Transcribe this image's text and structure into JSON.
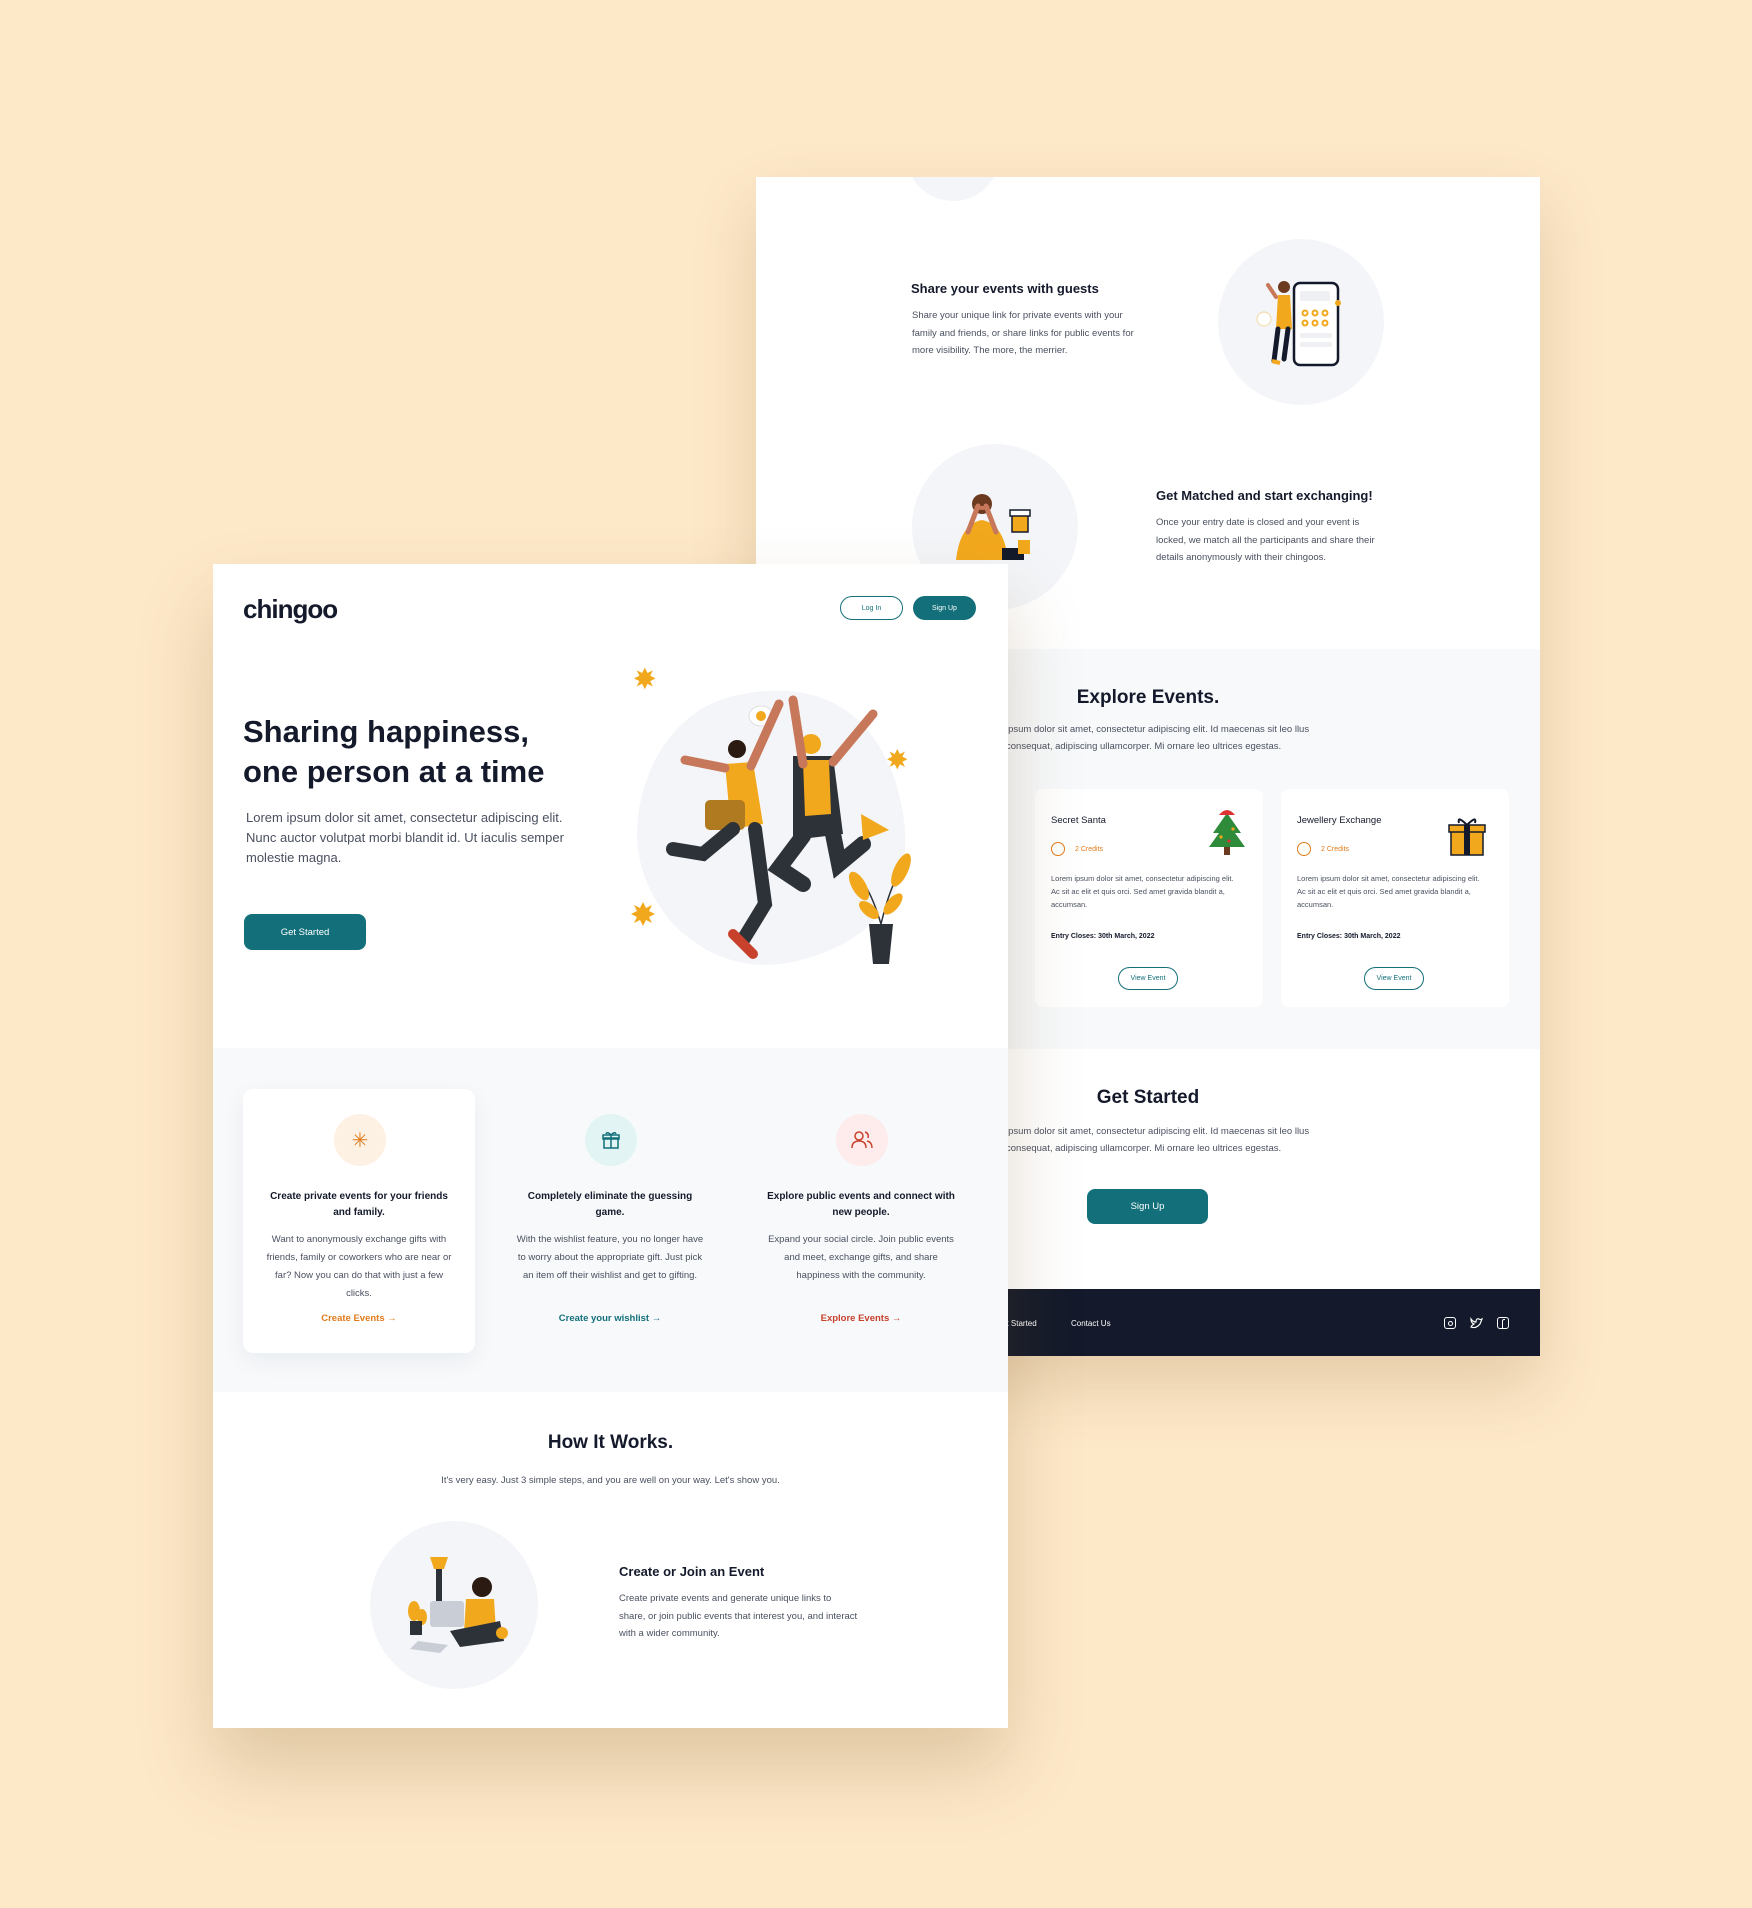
{
  "colors": {
    "accent": "#13707a",
    "orange": "#e07b1a",
    "red": "#c8412c",
    "dark": "#141a2b",
    "background": "#fde8c8"
  },
  "back": {
    "steps": [
      {
        "title": "Share your events with guests",
        "text": "Share your unique link for private events with your family and friends, or share links for public events for more visibility. The more, the merrier."
      },
      {
        "title": "Get Matched and start exchanging!",
        "text": "Once your entry date is closed and your event is locked, we match all the participants and share their details anonymously with their chingoos."
      }
    ],
    "explore": {
      "title": "Explore Events.",
      "text": "ipsum dolor sit amet, consectetur adipiscing elit. Id maecenas sit leo llus consequat, adipiscing ullamcorper. Mi ornare leo ultrices egestas.",
      "events": [
        {
          "name": "Secret Santa",
          "credits": "2 Credits",
          "desc": "Lorem ipsum dolor sit amet, consectetur adipiscing elit. Ac sit ac elit et quis orci. Sed amet gravida blandit a, accumsan.",
          "closes": "Entry Closes: 30th March, 2022",
          "button": "View Event",
          "icon": "christmas-tree-icon"
        },
        {
          "name": "Jewellery Exchange",
          "credits": "2 Credits",
          "desc": "Lorem ipsum dolor sit amet, consectetur adipiscing elit. Ac sit ac elit et quis orci. Sed amet gravida blandit a, accumsan.",
          "closes": "Entry Closes: 30th March, 2022",
          "button": "View Event",
          "icon": "gift-box-icon"
        }
      ]
    },
    "get_started": {
      "title": "Get Started",
      "text": "ipsum dolor sit amet, consectetur adipiscing elit. Id maecenas sit leo llus consequat, adipiscing ullamcorper. Mi ornare leo ultrices egestas.",
      "button": "Sign Up"
    },
    "footer": {
      "links": [
        "et Started",
        "Contact Us"
      ],
      "icons": [
        "instagram-icon",
        "twitter-icon",
        "facebook-icon"
      ]
    }
  },
  "front": {
    "logo": "chingoo",
    "nav": {
      "login": "Log In",
      "signup": "Sign Up"
    },
    "hero": {
      "title": "Sharing happiness, one person at a time",
      "text": "Lorem ipsum dolor sit amet, consectetur adipiscing elit. Nunc auctor volutpat morbi blandit id. Ut iaculis semper molestie magna.",
      "button": "Get Started"
    },
    "features": [
      {
        "icon": "snowflake-icon",
        "title": "Create private events for your friends and family.",
        "text": "Want to anonymously exchange gifts with friends, family or coworkers who are near or far? Now you can do that with just a few clicks.",
        "link": "Create Events →"
      },
      {
        "icon": "gift-icon",
        "title": "Completely eliminate the guessing game.",
        "text": "With the wishlist feature, you no longer have to worry about the appropriate gift. Just pick an item off their wishlist and get to gifting.",
        "link": "Create your wishlist →"
      },
      {
        "icon": "users-icon",
        "title": "Explore public events and connect with new people.",
        "text": "Expand your social circle. Join public events and meet, exchange gifts, and share happiness with the community.",
        "link": "Explore Events →"
      }
    ],
    "how": {
      "title": "How It Works.",
      "subtitle": "It's very easy. Just 3 simple steps, and you are well on your way. Let's show you.",
      "step": {
        "title": "Create or Join an Event",
        "text": "Create private events and generate unique links to share, or join public events that interest you, and interact with a wider community."
      }
    }
  }
}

- - - - -

**Required work**
Skip the pictures and print each record exactly as it stands.

**Answer to the problem**
Transcribe this image's text and structure into JSON.
{
  "colors": {
    "accent": "#13707a",
    "orange": "#e07b1a",
    "red": "#c8412c",
    "dark": "#141a2b",
    "background": "#fde8c8"
  },
  "back": {
    "steps": [
      {
        "title": "Share your events with guests",
        "text": "Share your unique link for private events with your family and friends, or share links for public events for more visibility. The more, the merrier."
      },
      {
        "title": "Get Matched and start exchanging!",
        "text": "Once your entry date is closed and your event is locked, we match all the participants and share their details anonymously with their chingoos."
      }
    ],
    "explore": {
      "title": "Explore Events.",
      "text": "ipsum dolor sit amet, consectetur adipiscing elit. Id maecenas sit leo llus consequat, adipiscing ullamcorper. Mi ornare leo ultrices egestas.",
      "events": [
        {
          "name": "Secret Santa",
          "credits": "2 Credits",
          "desc": "Lorem ipsum dolor sit amet, consectetur adipiscing elit. Ac sit ac elit et quis orci. Sed amet gravida blandit a, accumsan.",
          "closes": "Entry Closes: 30th March, 2022",
          "button": "View Event",
          "icon": "christmas-tree-icon"
        },
        {
          "name": "Jewellery Exchange",
          "credits": "2 Credits",
          "desc": "Lorem ipsum dolor sit amet, consectetur adipiscing elit. Ac sit ac elit et quis orci. Sed amet gravida blandit a, accumsan.",
          "closes": "Entry Closes: 30th March, 2022",
          "button": "View Event",
          "icon": "gift-box-icon"
        }
      ]
    },
    "get_started": {
      "title": "Get Started",
      "text": "ipsum dolor sit amet, consectetur adipiscing elit. Id maecenas sit leo llus consequat, adipiscing ullamcorper. Mi ornare leo ultrices egestas.",
      "button": "Sign Up"
    },
    "footer": {
      "links": [
        "et Started",
        "Contact Us"
      ],
      "icons": [
        "instagram-icon",
        "twitter-icon",
        "facebook-icon"
      ]
    }
  },
  "front": {
    "logo": "chingoo",
    "nav": {
      "login": "Log In",
      "signup": "Sign Up"
    },
    "hero": {
      "title": "Sharing happiness, one person at a time",
      "text": "Lorem ipsum dolor sit amet, consectetur adipiscing elit. Nunc auctor volutpat morbi blandit id. Ut iaculis semper molestie magna.",
      "button": "Get Started"
    },
    "features": [
      {
        "icon": "snowflake-icon",
        "title": "Create private events for your friends and family.",
        "text": "Want to anonymously exchange gifts with friends, family or coworkers who are near or far? Now you can do that with just a few clicks.",
        "link": "Create Events →"
      },
      {
        "icon": "gift-icon",
        "title": "Completely eliminate the guessing game.",
        "text": "With the wishlist feature, you no longer have to worry about the appropriate gift. Just pick an item off their wishlist and get to gifting.",
        "link": "Create your wishlist →"
      },
      {
        "icon": "users-icon",
        "title": "Explore public events and connect with new people.",
        "text": "Expand your social circle. Join public events and meet, exchange gifts, and share happiness with the community.",
        "link": "Explore Events →"
      }
    ],
    "how": {
      "title": "How It Works.",
      "subtitle": "It's very easy. Just 3 simple steps, and you are well on your way. Let's show you.",
      "step": {
        "title": "Create or Join an Event",
        "text": "Create private events and generate unique links to share, or join public events that interest you, and interact with a wider community."
      }
    }
  }
}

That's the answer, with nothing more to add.